* start *

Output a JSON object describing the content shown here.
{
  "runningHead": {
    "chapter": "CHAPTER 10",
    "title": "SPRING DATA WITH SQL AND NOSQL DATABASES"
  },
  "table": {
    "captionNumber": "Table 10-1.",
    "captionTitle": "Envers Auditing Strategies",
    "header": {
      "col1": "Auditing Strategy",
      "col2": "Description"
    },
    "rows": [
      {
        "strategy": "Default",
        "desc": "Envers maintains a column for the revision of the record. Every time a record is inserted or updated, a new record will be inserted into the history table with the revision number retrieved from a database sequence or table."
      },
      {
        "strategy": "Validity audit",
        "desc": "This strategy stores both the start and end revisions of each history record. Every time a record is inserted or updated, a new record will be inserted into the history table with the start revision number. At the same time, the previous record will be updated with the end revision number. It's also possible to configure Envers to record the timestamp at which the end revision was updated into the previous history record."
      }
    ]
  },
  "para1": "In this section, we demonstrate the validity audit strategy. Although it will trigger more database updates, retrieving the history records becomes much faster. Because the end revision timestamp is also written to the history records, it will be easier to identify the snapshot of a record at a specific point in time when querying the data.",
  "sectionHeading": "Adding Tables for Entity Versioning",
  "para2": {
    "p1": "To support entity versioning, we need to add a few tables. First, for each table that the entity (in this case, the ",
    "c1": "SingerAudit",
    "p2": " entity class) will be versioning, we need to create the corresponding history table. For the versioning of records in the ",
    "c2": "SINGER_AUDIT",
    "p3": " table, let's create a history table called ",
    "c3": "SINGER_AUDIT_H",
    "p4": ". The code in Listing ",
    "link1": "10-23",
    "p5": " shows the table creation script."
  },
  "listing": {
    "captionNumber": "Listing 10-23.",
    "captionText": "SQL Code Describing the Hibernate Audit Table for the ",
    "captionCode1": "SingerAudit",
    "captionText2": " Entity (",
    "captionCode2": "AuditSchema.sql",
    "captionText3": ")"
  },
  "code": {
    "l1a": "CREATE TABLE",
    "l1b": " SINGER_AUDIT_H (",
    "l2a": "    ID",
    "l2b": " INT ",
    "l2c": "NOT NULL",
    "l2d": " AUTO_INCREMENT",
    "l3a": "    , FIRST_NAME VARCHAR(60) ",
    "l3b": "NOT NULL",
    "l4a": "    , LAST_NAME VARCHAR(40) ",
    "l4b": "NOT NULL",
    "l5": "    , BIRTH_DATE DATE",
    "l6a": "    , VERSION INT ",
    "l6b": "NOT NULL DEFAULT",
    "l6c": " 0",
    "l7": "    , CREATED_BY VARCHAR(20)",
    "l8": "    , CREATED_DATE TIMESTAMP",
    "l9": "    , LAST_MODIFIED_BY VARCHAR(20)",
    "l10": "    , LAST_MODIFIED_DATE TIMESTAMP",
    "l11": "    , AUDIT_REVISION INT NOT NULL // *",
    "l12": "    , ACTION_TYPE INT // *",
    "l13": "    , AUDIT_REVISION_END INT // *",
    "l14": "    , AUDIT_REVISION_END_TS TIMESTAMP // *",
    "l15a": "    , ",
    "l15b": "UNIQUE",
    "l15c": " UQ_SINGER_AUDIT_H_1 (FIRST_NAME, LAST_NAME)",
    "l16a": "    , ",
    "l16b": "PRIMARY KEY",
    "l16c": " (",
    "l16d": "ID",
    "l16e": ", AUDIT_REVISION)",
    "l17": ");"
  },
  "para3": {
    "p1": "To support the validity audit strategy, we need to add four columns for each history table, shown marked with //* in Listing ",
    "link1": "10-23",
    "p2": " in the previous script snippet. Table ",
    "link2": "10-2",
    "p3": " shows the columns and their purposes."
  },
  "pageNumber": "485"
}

* end *
* start *

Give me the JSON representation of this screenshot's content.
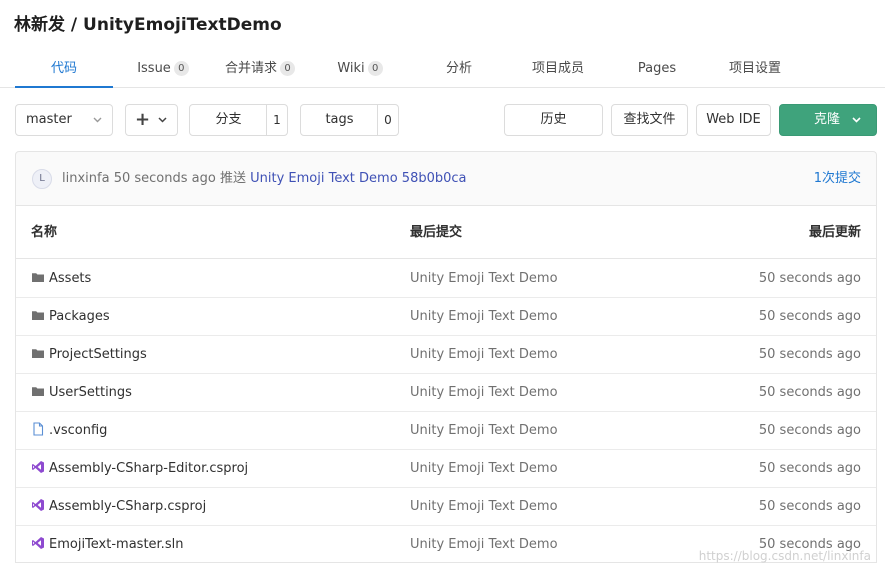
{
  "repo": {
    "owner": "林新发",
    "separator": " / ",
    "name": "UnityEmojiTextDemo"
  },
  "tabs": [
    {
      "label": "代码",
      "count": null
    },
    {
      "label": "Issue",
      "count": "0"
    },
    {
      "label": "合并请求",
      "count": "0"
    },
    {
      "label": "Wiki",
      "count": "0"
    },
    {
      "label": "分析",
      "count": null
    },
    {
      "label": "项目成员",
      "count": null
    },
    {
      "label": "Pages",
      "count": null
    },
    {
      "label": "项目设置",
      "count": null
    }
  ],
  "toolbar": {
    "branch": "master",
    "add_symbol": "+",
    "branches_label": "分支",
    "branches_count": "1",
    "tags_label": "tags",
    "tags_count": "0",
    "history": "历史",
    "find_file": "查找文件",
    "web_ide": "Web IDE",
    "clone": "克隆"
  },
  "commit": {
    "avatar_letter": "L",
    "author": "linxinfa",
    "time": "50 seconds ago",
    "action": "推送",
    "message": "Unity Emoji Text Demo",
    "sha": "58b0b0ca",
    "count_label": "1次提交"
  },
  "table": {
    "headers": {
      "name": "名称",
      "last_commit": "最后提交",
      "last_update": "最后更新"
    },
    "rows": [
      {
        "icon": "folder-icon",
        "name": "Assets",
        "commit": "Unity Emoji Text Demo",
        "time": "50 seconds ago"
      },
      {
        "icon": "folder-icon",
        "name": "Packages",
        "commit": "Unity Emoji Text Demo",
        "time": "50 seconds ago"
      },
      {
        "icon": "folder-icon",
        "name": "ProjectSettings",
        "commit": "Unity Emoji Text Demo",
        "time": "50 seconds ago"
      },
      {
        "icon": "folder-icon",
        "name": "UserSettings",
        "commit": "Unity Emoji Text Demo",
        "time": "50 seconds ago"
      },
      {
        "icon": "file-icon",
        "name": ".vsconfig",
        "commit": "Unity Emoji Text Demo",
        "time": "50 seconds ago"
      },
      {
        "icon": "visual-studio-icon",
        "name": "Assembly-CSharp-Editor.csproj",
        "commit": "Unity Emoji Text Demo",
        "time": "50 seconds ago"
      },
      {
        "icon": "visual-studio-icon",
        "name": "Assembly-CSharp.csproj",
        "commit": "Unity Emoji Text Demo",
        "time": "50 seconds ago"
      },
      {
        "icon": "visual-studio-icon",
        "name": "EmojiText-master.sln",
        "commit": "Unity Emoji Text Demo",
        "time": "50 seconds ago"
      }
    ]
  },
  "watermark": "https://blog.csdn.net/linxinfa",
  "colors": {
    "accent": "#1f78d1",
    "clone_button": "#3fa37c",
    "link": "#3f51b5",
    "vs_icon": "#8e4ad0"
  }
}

* end *

*Aim:* Search the lines above for the string "records" and copy each line that has it.

*Finished task:*
  "para1": "In this section, we demonstrate the validity audit strategy. Although it will trigger more database updates, retrieving the history records becomes much faster. Because the end revision timestamp is also written to the history records, it will be easier to identify the snapshot of a record at a specific point in time when querying the data.",
    "p2": " entity class) will be versioning, we need to create the corresponding history table. For the versioning of records in the ",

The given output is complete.